Data excerpts
+ + + +

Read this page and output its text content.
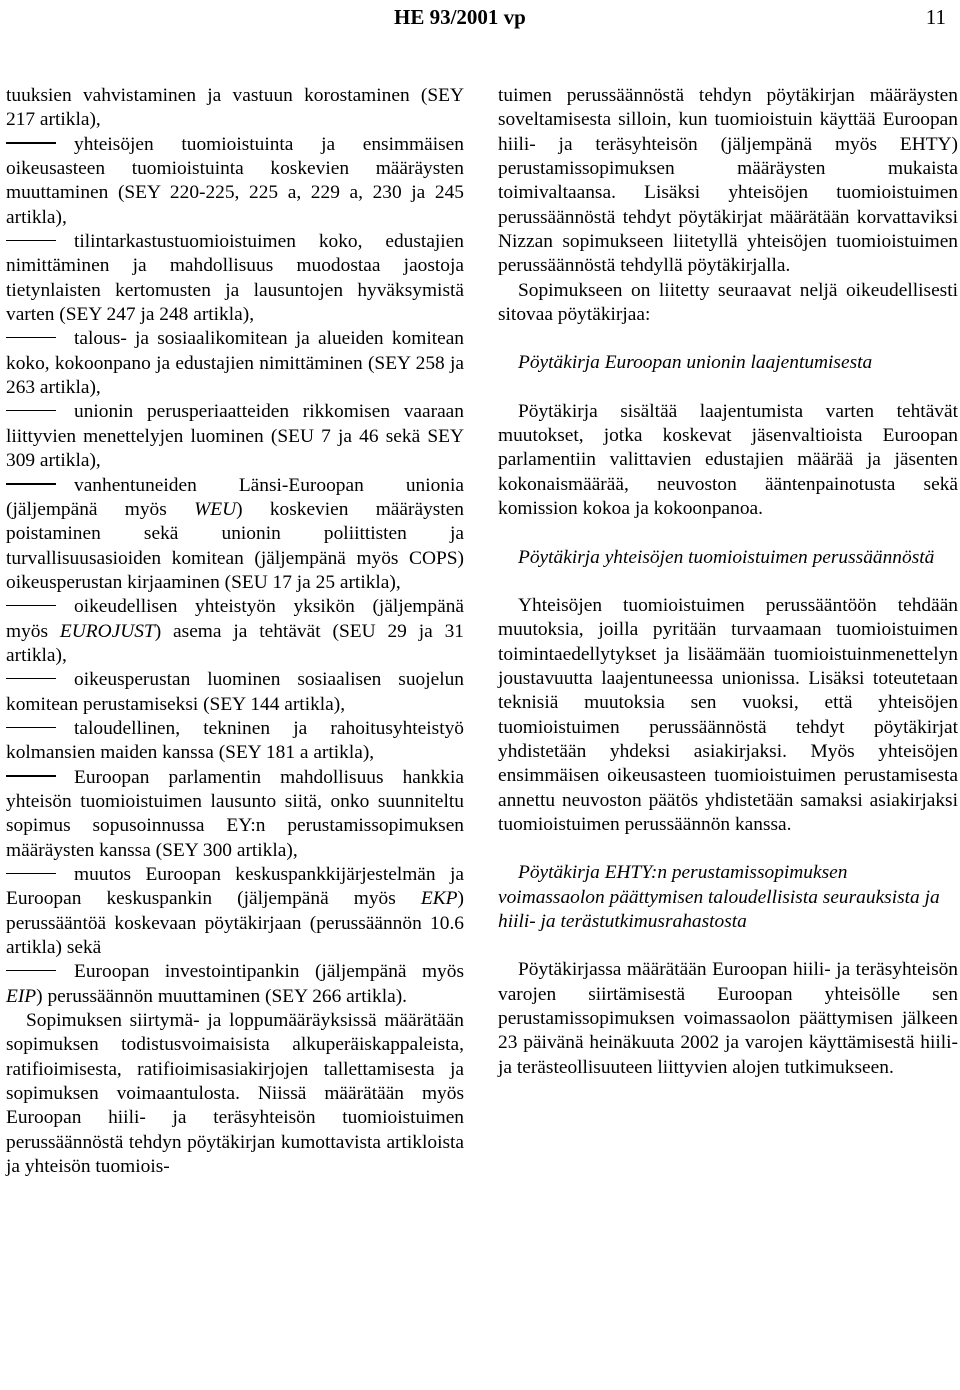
HE 93/2001 vp	11

tuuksien vahvistaminen ja vastuun korostaminen (SEY 217 artikla),

yhteisöjen tuomioistuinta ja ensimmäisen oikeusasteen tuomioistuinta koskevien määräysten muuttaminen (SEY 220-225, 225 a, 229 a, 230 ja 245 artikla),

tilintarkastustuomioistuimen koko, edustajien nimittäminen ja mahdollisuus muodostaa jaostoja tietynlaisten kertomusten ja lausuntojen hyväksymistä varten (SEY 247 ja 248 artikla),

talous- ja sosiaalikomitean ja alueiden komitean koko, kokoonpano ja edustajien nimittäminen (SEY 258 ja 263 artikla),

unionin perusperiaatteiden rikkomisen vaaraan liittyvien menettelyjen luominen (SEU 7 ja 46 sekä SEY 309 artikla),

vanhentuneiden Länsi-Euroopan unionia (jäljempänä myös WEU) koskevien määräysten poistaminen sekä unionin poliittisten ja turvallisuusasioiden komitean (jäljempänä myös COPS) oikeusperustan kirjaaminen (SEU 17 ja 25 artikla),

oikeudellisen yhteistyön yksikön (jäljempänä myös EUROJUST) asema ja tehtävät (SEU 29 ja 31 artikla),

oikeusperustan luominen sosiaalisen suojelun komitean perustamiseksi (SEY 144 artikla),

taloudellinen, tekninen ja rahoitusyhteistyö kolmansien maiden kanssa (SEY 181 a artikla),

Euroopan parlamentin mahdollisuus hankkia yhteisön tuomioistuimen lausunto siitä, onko suunniteltu sopimus sopusoinnussa EY:n perustamissopimuksen määräysten kanssa (SEY 300 artikla),

muutos Euroopan keskuspankkijärjestelmän ja Euroopan keskuspankin (jäljempänä myös EKP) perussääntöä koskevaan pöytäkirjaan (perussäännön 10.6 artikla) sekä

Euroopan investointipankin (jäljempänä myös EIP) perussäännön muuttaminen (SEY 266 artikla).

Sopimuksen siirtymä- ja loppumääräyksissä määrätään sopimuksen todistusvoimaisista alkuperäiskappaleista, ratifioimisesta, ratifioimisasiakirjojen tallettamisesta ja sopimuksen voimaantulosta. Niissä määrätään myös Euroopan hiili- ja teräsyhteisön tuomioistuimen perussäännöstä tehdyn pöytäkirjan kumottavista artikloista ja yhteisön tuomiois-

tuimen perussäännöstä tehdyn pöytäkirjan määräysten soveltamisesta silloin, kun tuomioistuin käyttää Euroopan hiili- ja teräsyhteisön (jäljempänä myös EHTY) perustamissopimuksen määräysten mukaista toimivaltaansa. Lisäksi yhteisöjen tuomioistuimen perussäännöstä tehdyt pöytäkirjat määrätään korvattaviksi Nizzan sopimukseen liitetyllä yhteisöjen tuomioistuimen perussäännöstä tehdyllä pöytäkirjalla.

Sopimukseen on liitetty seuraavat neljä oikeudellisesti sitovaa pöytäkirjaa:

Pöytäkirja Euroopan unionin laajentumisesta

Pöytäkirja sisältää laajentumista varten tehtävät muutokset, jotka koskevat jäsenvaltioista Euroopan parlamentiin valittavien edustajien määrää ja jäsenten kokonaismäärää, neuvoston ääntenpainotusta sekä komission kokoa ja kokoonpanoa.

Pöytäkirja yhteisöjen tuomioistuimen perussäännöstä

Yhteisöjen tuomioistuimen perussääntöön tehdään muutoksia, joilla pyritään turvaamaan tuomioistuimen toimintaedellytykset ja lisäämään tuomioistuinmenettelyn joustavuutta laajentuneessa unionissa. Lisäksi toteutetaan teknisiä muutoksia sen vuoksi, että yhteisöjen tuomioistuimen perussäännöstä tehdyt pöytäkirjat yhdistetään yhdeksi asiakirjaksi. Myös yhteisöjen ensimmäisen oikeusasteen tuomioistuimen perustamisesta annettu neuvoston päätös yhdistetään samaksi asiakirjaksi tuomioistuimen perussäännön kanssa.

Pöytäkirja EHTY:n perustamissopimuksen voimassaolon päättymisen taloudellisista seurauksista ja hiili- ja terästutkimusrahastosta

Pöytäkirjassa määrätään Euroopan hiili- ja teräsyhteisön varojen siirtämisestä Euroopan yhteisölle sen perustamissopimuksen voimassaolon päättymisen jälkeen 23 päivänä heinäkuuta 2002 ja varojen käyttämisestä hiili- ja terästeollisuuteen liittyvien alojen tutkimukseen.
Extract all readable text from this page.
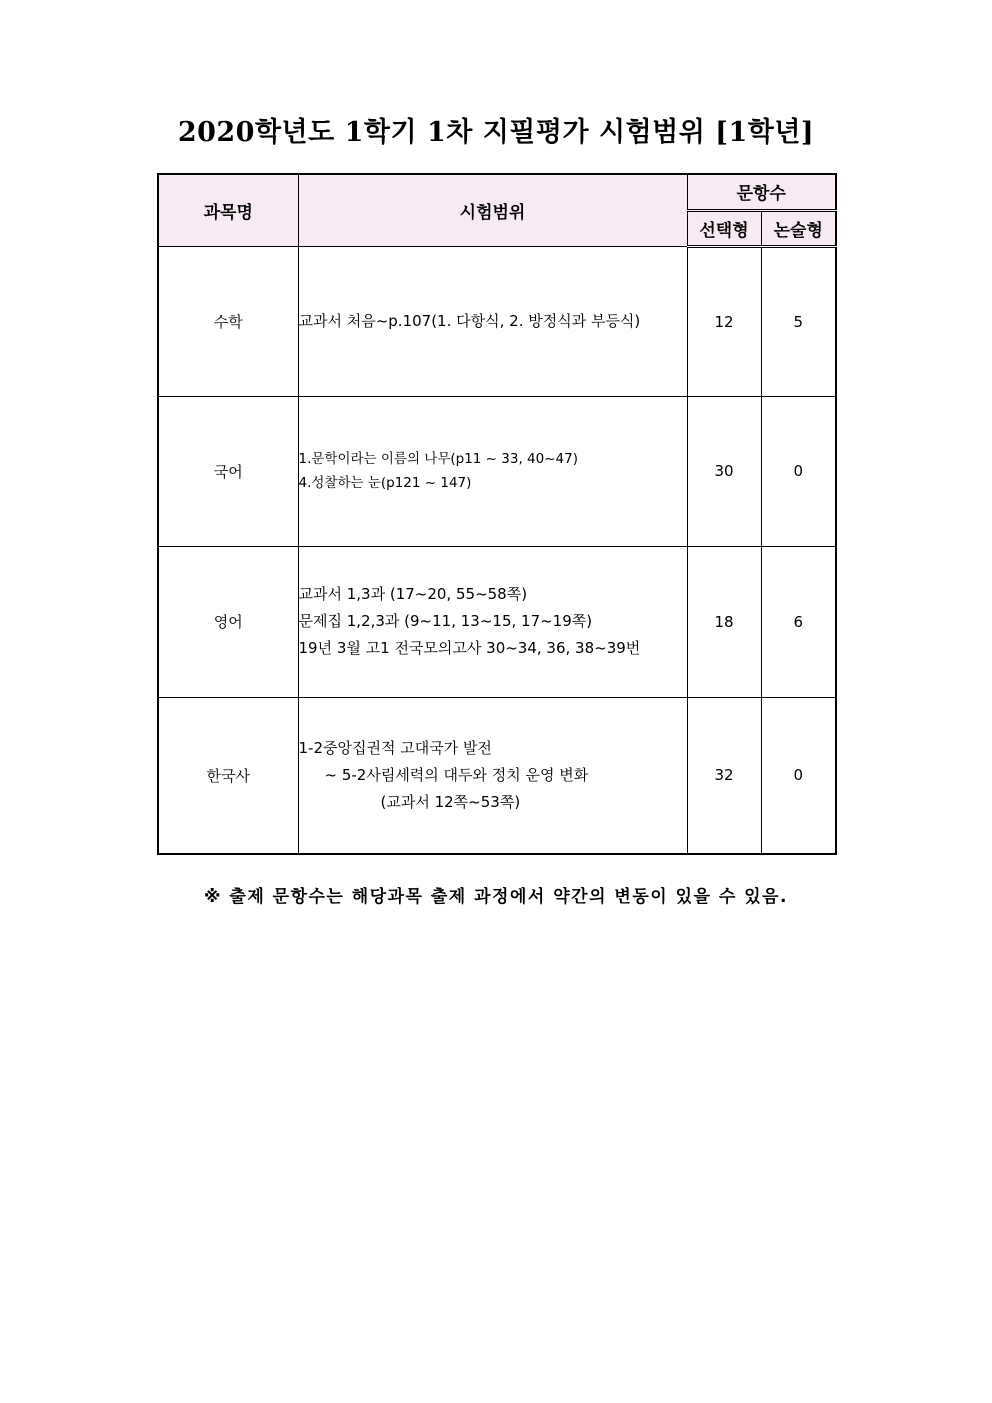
2020학년도 1학기 1차 지필평가 시험범위 [1학년]
과목명	시험범위	문항수	
		선택형	논술형
수학	교과서 처음~p.107(1. 다항식, 2. 방정식과 부등식)	12	5
국어	1.문학이라는 이름의 나무(p11 ~ 33, 40~47)
4.성찰하는 눈(p121 ~ 147)	30	0
영어	교과서 1,3과 (17~20, 55~58쪽)
문제집 1,2,3과 (9~11, 13~15, 17~19쪽)
19년 3월 고1 전국모의고사 30~34, 36, 38~39번	18	6
한국사	1-2중앙집권적 고대국가 발전
~ 5-2사림세력의 대두와 정치 운영 변화
(교과서 12쪽~53쪽)	32	0
※ 출제 문항수는 해당과목 출제 과정에서 약간의 변동이 있을 수 있음.
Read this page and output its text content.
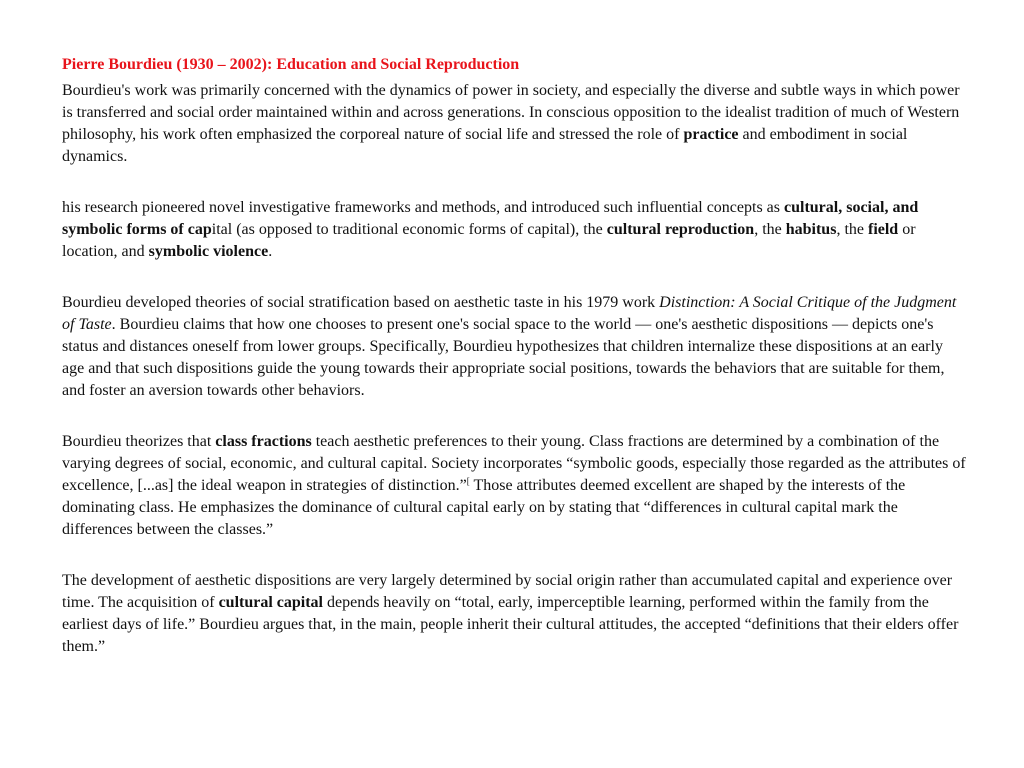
Pierre Bourdieu (1930 – 2002): Education and Social Reproduction

Bourdieu's work was primarily concerned with the dynamics of power in society, and especially the diverse and subtle ways in which power is transferred and social order maintained within and across generations. In conscious opposition to the idealist tradition of much of Western philosophy, his work often emphasized the corporeal nature of social life and stressed the role of practice and embodiment in social dynamics.

his research pioneered novel investigative frameworks and methods, and introduced such influential concepts as cultural, social, and symbolic forms of capital (as opposed to traditional economic forms of capital), the cultural reproduction, the habitus, the field or location, and symbolic violence.

Bourdieu developed theories of social stratification based on aesthetic taste in his 1979 work Distinction: A Social Critique of the Judgment of Taste. Bourdieu claims that how one chooses to present one's social space to the world — one's aesthetic dispositions — depicts one's status and distances oneself from lower groups. Specifically, Bourdieu hypothesizes that children internalize these dispositions at an early age and that such dispositions guide the young towards their appropriate social positions, towards the behaviors that are suitable for them, and foster an aversion towards other behaviors.

Bourdieu theorizes that class fractions teach aesthetic preferences to their young. Class fractions are determined by a combination of the varying degrees of social, economic, and cultural capital. Society incorporates “symbolic goods, especially those regarded as the attributes of excellence, [...as] the ideal weapon in strategies of distinction.”[ Those attributes deemed excellent are shaped by the interests of the dominating class. He emphasizes the dominance of cultural capital early on by stating that “differences in cultural capital mark the differences between the classes.”

The development of aesthetic dispositions are very largely determined by social origin rather than accumulated capital and experience over time. The acquisition of cultural capital depends heavily on “total, early, imperceptible learning, performed within the family from the earliest days of life.” Bourdieu argues that, in the main, people inherit their cultural attitudes, the accepted “definitions that their elders offer them.”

+ + + +

> _Short problem_:
Restate the records above in full, word for word. Keep pictures out.

> _Exercise output_:
Read this page and output its text content.
HE 93/2001 vp	11

tuuksien vahvistaminen ja vastuun korostaminen (SEY 217 artikla),

yhteisöjen tuomioistuinta ja ensimmäisen oikeusasteen tuomioistuinta koskevien määräysten muuttaminen (SEY 220-225, 225 a, 229 a, 230 ja 245 artikla),

tilintarkastustuomioistuimen koko, edustajien nimittäminen ja mahdollisuus muodostaa jaostoja tietynlaisten kertomusten ja lausuntojen hyväksymistä varten (SEY 247 ja 248 artikla),

talous- ja sosiaalikomitean ja alueiden komitean koko, kokoonpano ja edustajien nimittäminen (SEY 258 ja 263 artikla),

unionin perusperiaatteiden rikkomisen vaaraan liittyvien menettelyjen luominen (SEU 7 ja 46 sekä SEY 309 artikla),

vanhentuneiden Länsi-Euroopan unionia (jäljempänä myös WEU) koskevien määräysten poistaminen sekä unionin poliittisten ja turvallisuusasioiden komitean (jäljempänä myös COPS) oikeusperustan kirjaaminen (SEU 17 ja 25 artikla),

oikeudellisen yhteistyön yksikön (jäljempänä myös EUROJUST) asema ja tehtävät (SEU 29 ja 31 artikla),

oikeusperustan luominen sosiaalisen suojelun komitean perustamiseksi (SEY 144 artikla),

taloudellinen, tekninen ja rahoitusyhteistyö kolmansien maiden kanssa (SEY 181 a artikla),

Euroopan parlamentin mahdollisuus hankkia yhteisön tuomioistuimen lausunto siitä, onko suunniteltu sopimus sopusoinnussa EY:n perustamissopimuksen määräysten kanssa (SEY 300 artikla),

muutos Euroopan keskuspankkijärjestelmän ja Euroopan keskuspankin (jäljempänä myös EKP) perussääntöä koskevaan pöytäkirjaan (perussäännön 10.6 artikla) sekä

Euroopan investointipankin (jäljempänä myös EIP) perussäännön muuttaminen (SEY 266 artikla).

Sopimuksen siirtymä- ja loppumääräyksissä määrätään sopimuksen todistusvoimaisista alkuperäiskappaleista, ratifioimisesta, ratifioimisasiakirjojen tallettamisesta ja sopimuksen voimaantulosta. Niissä määrätään myös Euroopan hiili- ja teräsyhteisön tuomioistuimen perussäännöstä tehdyn pöytäkirjan kumottavista artikloista ja yhteisön tuomiois-

tuimen perussäännöstä tehdyn pöytäkirjan määräysten soveltamisesta silloin, kun tuomioistuin käyttää Euroopan hiili- ja teräsyhteisön (jäljempänä myös EHTY) perustamissopimuksen määräysten mukaista toimivaltaansa. Lisäksi yhteisöjen tuomioistuimen perussäännöstä tehdyt pöytäkirjat määrätään korvattaviksi Nizzan sopimukseen liitetyllä yhteisöjen tuomioistuimen perussäännöstä tehdyllä pöytäkirjalla.

Sopimukseen on liitetty seuraavat neljä oikeudellisesti sitovaa pöytäkirjaa:

Pöytäkirja Euroopan unionin laajentumisesta

Pöytäkirja sisältää laajentumista varten tehtävät muutokset, jotka koskevat jäsenvaltioista Euroopan parlamentiin valittavien edustajien määrää ja jäsenten kokonaismäärää, neuvoston ääntenpainotusta sekä komission kokoa ja kokoonpanoa.

Pöytäkirja yhteisöjen tuomioistuimen perussäännöstä

Yhteisöjen tuomioistuimen perussääntöön tehdään muutoksia, joilla pyritään turvaamaan tuomioistuimen toimintaedellytykset ja lisäämään tuomioistuinmenettelyn joustavuutta laajentuneessa unionissa. Lisäksi toteutetaan teknisiä muutoksia sen vuoksi, että yhteisöjen tuomioistuimen perussäännöstä tehdyt pöytäkirjat yhdistetään yhdeksi asiakirjaksi. Myös yhteisöjen ensimmäisen oikeusasteen tuomioistuimen perustamisesta annettu neuvoston päätös yhdistetään samaksi asiakirjaksi tuomioistuimen perussäännön kanssa.

Pöytäkirja EHTY:n perustamissopimuksen voimassaolon päättymisen taloudellisista seurauksista ja hiili- ja terästutkimusrahastosta

Pöytäkirjassa määrätään Euroopan hiili- ja teräsyhteisön varojen siirtämisestä Euroopan yhteisölle sen perustamissopimuksen voimassaolon päättymisen jälkeen 23 päivänä heinäkuuta 2002 ja varojen käyttämisestä hiili- ja terästeollisuuteen liittyvien alojen tutkimukseen.
Extract all readable text from this page.
2020학년도 1학기 1차 지필평가 시험범위 [1학년]
과목명	시험범위	문항수	
		선택형	논술형
수학	교과서 처음~p.107(1. 다항식, 2. 방정식과 부등식)	12	5
국어	1.문학이라는 이름의 나무(p11 ~ 33, 40~47)
4.성찰하는 눈(p121 ~ 147)	30	0
영어	교과서 1,3과 (17~20, 55~58쪽)
문제집 1,2,3과 (9~11, 13~15, 17~19쪽)
19년 3월 고1 전국모의고사 30~34, 36, 38~39번	18	6
한국사	1-2중앙집권적 고대국가 발전
~ 5-2사림세력의 대두와 정치 운영 변화
(교과서 12쪽~53쪽)	32	0
※ 출제 문항수는 해당과목 출제 과정에서 약간의 변동이 있을 수 있음.
Read this page and output its text content.
Pierre Bourdieu (1930 – 2002): Education and Social Reproduction

Bourdieu's work was primarily concerned with the dynamics of power in society, and especially the diverse and subtle ways in which power is transferred and social order maintained within and across generations. In conscious opposition to the idealist tradition of much of Western philosophy, his work often emphasized the corporeal nature of social life and stressed the role of practice and embodiment in social dynamics.

his research pioneered novel investigative frameworks and methods, and introduced such influential concepts as cultural, social, and symbolic forms of capital (as opposed to traditional economic forms of capital), the cultural reproduction, the habitus, the field or location, and symbolic violence.

Bourdieu developed theories of social stratification based on aesthetic taste in his 1979 work Distinction: A Social Critique of the Judgment of Taste. Bourdieu claims that how one chooses to present one's social space to the world — one's aesthetic dispositions — depicts one's status and distances oneself from lower groups. Specifically, Bourdieu hypothesizes that children internalize these dispositions at an early age and that such dispositions guide the young towards their appropriate social positions, towards the behaviors that are suitable for them, and foster an aversion towards other behaviors.

Bourdieu theorizes that class fractions teach aesthetic preferences to their young. Class fractions are determined by a combination of the varying degrees of social, economic, and cultural capital. Society incorporates “symbolic goods, especially those regarded as the attributes of excellence, [...as] the ideal weapon in strategies of distinction.”[ Those attributes deemed excellent are shaped by the interests of the dominating class. He emphasizes the dominance of cultural capital early on by stating that “differences in cultural capital mark the differences between the classes.”

The development of aesthetic dispositions are very largely determined by social origin rather than accumulated capital and experience over time. The acquisition of cultural capital depends heavily on “total, early, imperceptible learning, performed within the family from the earliest days of life.” Bourdieu argues that, in the main, people inherit their cultural attitudes, the accepted “definitions that their elders offer them.”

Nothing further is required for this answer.